# Entries provided
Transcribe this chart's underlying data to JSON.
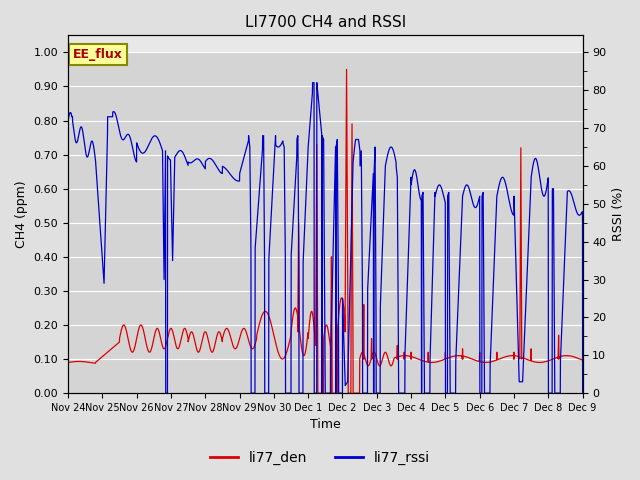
{
  "title": "LI7700 CH4 and RSSI",
  "xlabel": "Time",
  "ylabel_left": "CH4 (ppm)",
  "ylabel_right": "RSSI (%)",
  "ylim_left": [
    0.0,
    1.0
  ],
  "ylim_right": [
    0,
    90
  ],
  "yticks_left": [
    0.0,
    0.1,
    0.2,
    0.3,
    0.4,
    0.5,
    0.6,
    0.7,
    0.8,
    0.9,
    1.0
  ],
  "yticks_right_major": [
    0,
    10,
    20,
    30,
    40,
    50,
    60,
    70,
    80,
    90
  ],
  "yticks_right_minor_labels": [
    "-",
    "-",
    "-",
    "-",
    "-",
    "-",
    "-",
    "-",
    "-"
  ],
  "color_ch4": "#dd0000",
  "color_rssi": "#0000cc",
  "legend_label_ch4": "li77_den",
  "legend_label_rssi": "li77_rssi",
  "fig_facecolor": "#e0e0e0",
  "plot_facecolor": "#d4d4d4",
  "upper_facecolor": "#e8e8e8",
  "annotation_text": "EE_flux",
  "annotation_bg": "#ffff99",
  "annotation_border": "#888800",
  "title_fontsize": 11,
  "axis_fontsize": 9,
  "tick_fontsize": 8
}
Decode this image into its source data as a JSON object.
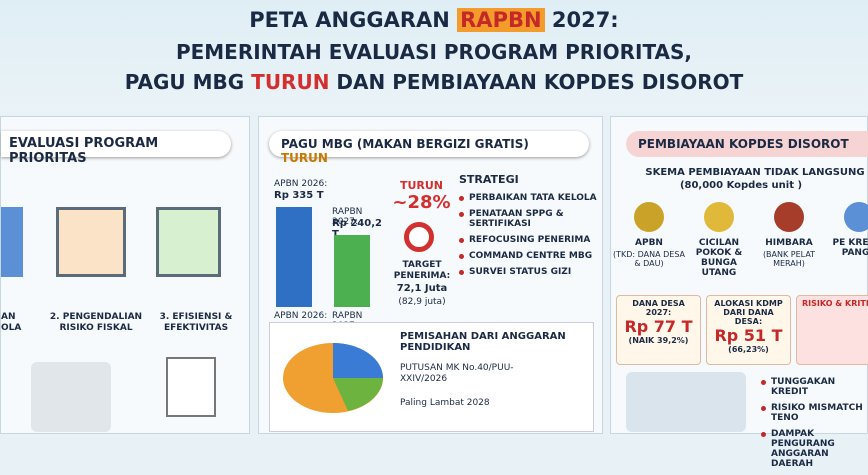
{
  "header": {
    "title_line1": [
      "PETA ANGGARAN",
      "RAPBN",
      "2027:"
    ],
    "title_line2": "PEMERINTAH EVALUASI PROGRAM PRIORITAS,",
    "title_line3": [
      "PAGU MBG",
      "TURUN",
      "DAN PEMBIAYAAN KOPDES DISOROT"
    ]
  },
  "left": {
    "title": "EVALUASI PROGRAM PRIORITAS",
    "items": [
      "AN OLA",
      "2. PENGENDALIAN RISIKO FISKAL",
      "3. EFISIENSI & EFEKTIVITAS"
    ]
  },
  "middle": {
    "title": "PAGU MBG (MAKAN BERGIZI GRATIS)",
    "title_highlight": "TURUN",
    "chart": {
      "type": "bar",
      "categories": [
        "APBN 2026:",
        "RAPBN 2027:"
      ],
      "values": [
        335,
        240.2
      ],
      "value_labels": [
        "Rp 335 T",
        "Rp 240,2 T"
      ],
      "colors": [
        "#2f6fc4",
        "#4caf50"
      ]
    },
    "drop_label": "TURUN",
    "drop_value": "~28%",
    "target_label": "TARGET PENERIMA:",
    "target_value": "72,1 Juta",
    "target_note": "(82,9 juta)",
    "strategy_title": "STRATEGI",
    "strategies": [
      "PERBAIKAN TATA KELOLA",
      "PENATAAN SPPG & SERTIFIKASI",
      "REFOCUSING PENERIMA",
      "COMMAND CENTRE MBG",
      "SURVEI STATUS GIZI"
    ],
    "separation_title": "PEMISAHAN DARI ANGGARAN PENDIDIKAN",
    "separation_items": [
      "PUTUSAN MK No.40/PUU-XXIV/2026",
      "Paling Lambat 2028"
    ]
  },
  "right": {
    "title": "PEMBIAYAAN KOPDES DISOROT",
    "scheme_title": "SKEMA PEMBIAYAAN TIDAK LANGSUNG",
    "scheme_note": "(80,000 Kopdes unit )",
    "flow": [
      {
        "label": "APBN",
        "note": "(TKD: DANA DESA & DAU)"
      },
      {
        "label": "CICILAN POKOK & BUNGA UTANG",
        "note": ""
      },
      {
        "label": "HIMBARA",
        "note": "(BANK PELAT MERAH)"
      },
      {
        "label": "PE KREDIT PANGA",
        "note": ""
      }
    ],
    "boxes": [
      {
        "label": "DANA DESA 2027:",
        "value": "Rp 77 T",
        "note": "(NAIK 39,2%)"
      },
      {
        "label": "ALOKASI KDMP DARI DANA DESA:",
        "value": "Rp 51 T",
        "note": "(66,23%)"
      },
      {
        "label": "RISIKO & KRITIK",
        "value": "",
        "note": ""
      }
    ],
    "risks": [
      "TUNGGAKAN KREDIT",
      "RISIKO MISMATCH TENO",
      "DAMPAK PENGURANG ANGGARAN DAERAH"
    ]
  }
}
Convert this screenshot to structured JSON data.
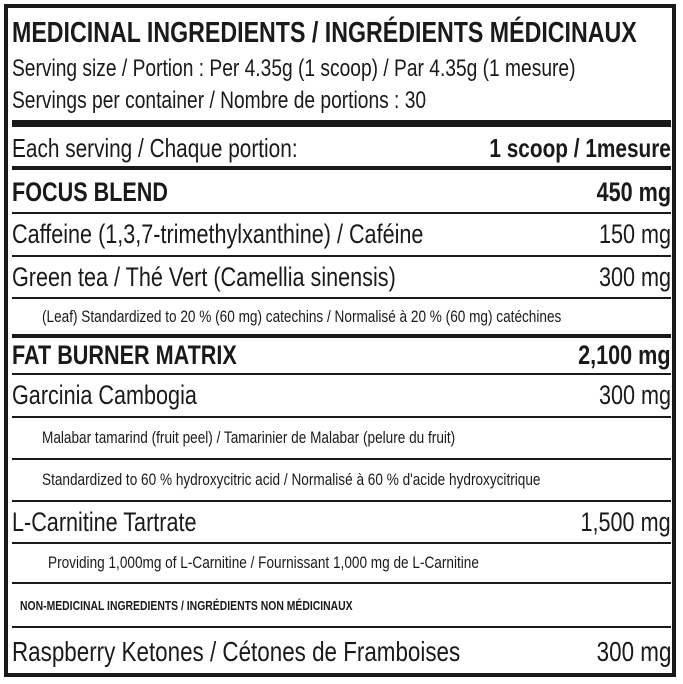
{
  "header": {
    "title": "MEDICINAL INGREDIENTS / INGRÉDIENTS MÉDICINAUX",
    "serving_size": "Serving size / Portion : Per 4.35g (1 scoop) / Par 4.35g (1 mesure)",
    "servings_per_container": "Servings per container / Nombre de portions : 30"
  },
  "each_serving": {
    "label": "Each serving / Chaque portion:",
    "value": "1 scoop / 1mesure"
  },
  "focus_blend": {
    "name": "FOCUS BLEND",
    "amount": "450 mg"
  },
  "caffeine": {
    "name": "Caffeine (1,3,7-trimethylxanthine) / Caféine",
    "amount": "150 mg"
  },
  "green_tea": {
    "name": "Green tea / Thé Vert (Camellia sinensis)",
    "amount": "300 mg"
  },
  "green_tea_note": "(Leaf) Standardized to 20 % (60 mg) catechins / Normalisé à 20 % (60 mg) catéchines",
  "fat_burner": {
    "name": "FAT BURNER MATRIX",
    "amount": "2,100 mg"
  },
  "garcinia": {
    "name": "Garcinia Cambogia",
    "amount": "300 mg"
  },
  "garcinia_note1": "Malabar tamarind (fruit peel) / Tamarinier de Malabar (pelure du fruit)",
  "garcinia_note2": "Standardized to 60 % hydroxycitric acid / Normalisé à 60 % d'acide hydroxycitrique",
  "carnitine": {
    "name": "L-Carnitine Tartrate",
    "amount": "1,500 mg"
  },
  "carnitine_note": "Providing 1,000mg of L-Carnitine / Fournissant 1,000 mg de L-Carnitine",
  "non_medicinal": "NON-MEDICINAL INGREDIENTS / INGRÉDIENTS NON MÉDICINAUX",
  "raspberry": {
    "name": "Raspberry Ketones / Cétones de Framboises",
    "amount": "300 mg"
  }
}
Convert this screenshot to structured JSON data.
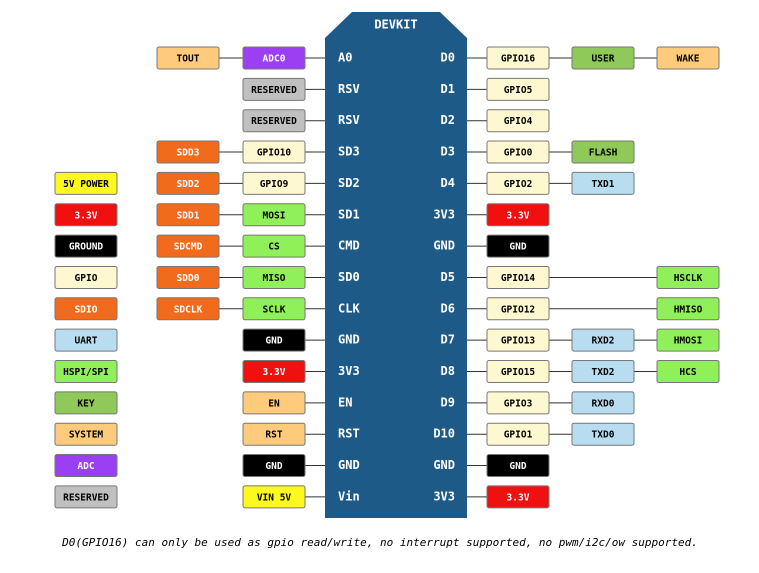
{
  "board": {
    "title": "DEVKIT"
  },
  "left_rows": [
    {
      "pin": "A0",
      "tags": [
        {
          "text": "ADC0",
          "color": "#9b3ff2"
        },
        {
          "text": "TOUT",
          "color": "#fdcb7b"
        }
      ]
    },
    {
      "pin": "RSV",
      "tags": [
        {
          "text": "RESERVED",
          "color": "#c0c0c0"
        }
      ]
    },
    {
      "pin": "RSV",
      "tags": [
        {
          "text": "RESERVED",
          "color": "#c0c0c0"
        }
      ]
    },
    {
      "pin": "SD3",
      "tags": [
        {
          "text": "GPIO10",
          "color": "#fdf8cf"
        },
        {
          "text": "SDD3",
          "color": "#f26b1d"
        }
      ]
    },
    {
      "pin": "SD2",
      "tags": [
        {
          "text": "GPIO9",
          "color": "#fdf8cf"
        },
        {
          "text": "SDD2",
          "color": "#f26b1d"
        }
      ]
    },
    {
      "pin": "SD1",
      "tags": [
        {
          "text": "MOSI",
          "color": "#8ff05a"
        },
        {
          "text": "SDD1",
          "color": "#f26b1d"
        }
      ]
    },
    {
      "pin": "CMD",
      "tags": [
        {
          "text": "CS",
          "color": "#8ff05a"
        },
        {
          "text": "SDCMD",
          "color": "#f26b1d"
        }
      ]
    },
    {
      "pin": "SD0",
      "tags": [
        {
          "text": "MISO",
          "color": "#8ff05a"
        },
        {
          "text": "SDD0",
          "color": "#f26b1d"
        }
      ]
    },
    {
      "pin": "CLK",
      "tags": [
        {
          "text": "SCLK",
          "color": "#8ff05a"
        },
        {
          "text": "SDCLK",
          "color": "#f26b1d"
        }
      ]
    },
    {
      "pin": "GND",
      "tags": [
        {
          "text": "GND",
          "color": "#000000"
        }
      ]
    },
    {
      "pin": "3V3",
      "tags": [
        {
          "text": "3.3V",
          "color": "#f01010"
        }
      ]
    },
    {
      "pin": "EN",
      "tags": [
        {
          "text": "EN",
          "color": "#fdcb7b"
        }
      ]
    },
    {
      "pin": "RST",
      "tags": [
        {
          "text": "RST",
          "color": "#fdcb7b"
        }
      ]
    },
    {
      "pin": "GND",
      "tags": [
        {
          "text": "GND",
          "color": "#000000"
        }
      ]
    },
    {
      "pin": "Vin",
      "tags": [
        {
          "text": "VIN 5V",
          "color": "#fdf81e"
        }
      ]
    }
  ],
  "right_rows": [
    {
      "pin": "D0",
      "tags": [
        {
          "text": "GPIO16",
          "color": "#fdf8cf"
        },
        {
          "text": "USER",
          "color": "#8ec95a"
        },
        {
          "text": "WAKE",
          "color": "#fdcb7b"
        }
      ]
    },
    {
      "pin": "D1",
      "tags": [
        {
          "text": "GPIO5",
          "color": "#fdf8cf"
        }
      ]
    },
    {
      "pin": "D2",
      "tags": [
        {
          "text": "GPIO4",
          "color": "#fdf8cf"
        }
      ]
    },
    {
      "pin": "D3",
      "tags": [
        {
          "text": "GPIO0",
          "color": "#fdf8cf"
        },
        {
          "text": "FLASH",
          "color": "#8ec95a"
        }
      ]
    },
    {
      "pin": "D4",
      "tags": [
        {
          "text": "GPIO2",
          "color": "#fdf8cf"
        },
        {
          "text": "TXD1",
          "color": "#b8dcf0"
        }
      ]
    },
    {
      "pin": "3V3",
      "tags": [
        {
          "text": "3.3V",
          "color": "#f01010"
        }
      ]
    },
    {
      "pin": "GND",
      "tags": [
        {
          "text": "GND",
          "color": "#000000"
        }
      ]
    },
    {
      "pin": "D5",
      "tags": [
        {
          "text": "GPIO14",
          "color": "#fdf8cf"
        },
        null,
        {
          "text": "HSCLK",
          "color": "#8ff05a"
        }
      ]
    },
    {
      "pin": "D6",
      "tags": [
        {
          "text": "GPIO12",
          "color": "#fdf8cf"
        },
        null,
        {
          "text": "HMISO",
          "color": "#8ff05a"
        }
      ]
    },
    {
      "pin": "D7",
      "tags": [
        {
          "text": "GPIO13",
          "color": "#fdf8cf"
        },
        {
          "text": "RXD2",
          "color": "#b8dcf0"
        },
        {
          "text": "HMOSI",
          "color": "#8ff05a"
        }
      ]
    },
    {
      "pin": "D8",
      "tags": [
        {
          "text": "GPIO15",
          "color": "#fdf8cf"
        },
        {
          "text": "TXD2",
          "color": "#b8dcf0"
        },
        {
          "text": "HCS",
          "color": "#8ff05a"
        }
      ]
    },
    {
      "pin": "D9",
      "tags": [
        {
          "text": "GPIO3",
          "color": "#fdf8cf"
        },
        {
          "text": "RXD0",
          "color": "#b8dcf0"
        }
      ]
    },
    {
      "pin": "D10",
      "tags": [
        {
          "text": "GPIO1",
          "color": "#fdf8cf"
        },
        {
          "text": "TXD0",
          "color": "#b8dcf0"
        }
      ]
    },
    {
      "pin": "GND",
      "tags": [
        {
          "text": "GND",
          "color": "#000000"
        }
      ]
    },
    {
      "pin": "3V3",
      "tags": [
        {
          "text": "3.3V",
          "color": "#f01010"
        }
      ]
    }
  ],
  "legend": [
    {
      "text": "5V POWER",
      "color": "#fdf81e"
    },
    {
      "text": "3.3V",
      "color": "#f01010"
    },
    {
      "text": "GROUND",
      "color": "#000000"
    },
    {
      "text": "GPIO",
      "color": "#fdf8cf"
    },
    {
      "text": "SDIO",
      "color": "#f26b1d"
    },
    {
      "text": "UART",
      "color": "#b8dcf0"
    },
    {
      "text": "HSPI/SPI",
      "color": "#8ff05a"
    },
    {
      "text": "KEY",
      "color": "#8ec95a"
    },
    {
      "text": "SYSTEM",
      "color": "#fdcb7b"
    },
    {
      "text": "ADC",
      "color": "#9b3ff2"
    },
    {
      "text": "RESERVED",
      "color": "#c0c0c0"
    }
  ],
  "footnote": "D0(GPIO16) can only be used as gpio read/write, no interrupt supported, no pwm/i2c/ow supported."
}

# Task directions
Scan the material above and determine how many lines include the word "DARI"; report only the number.

# Reply
2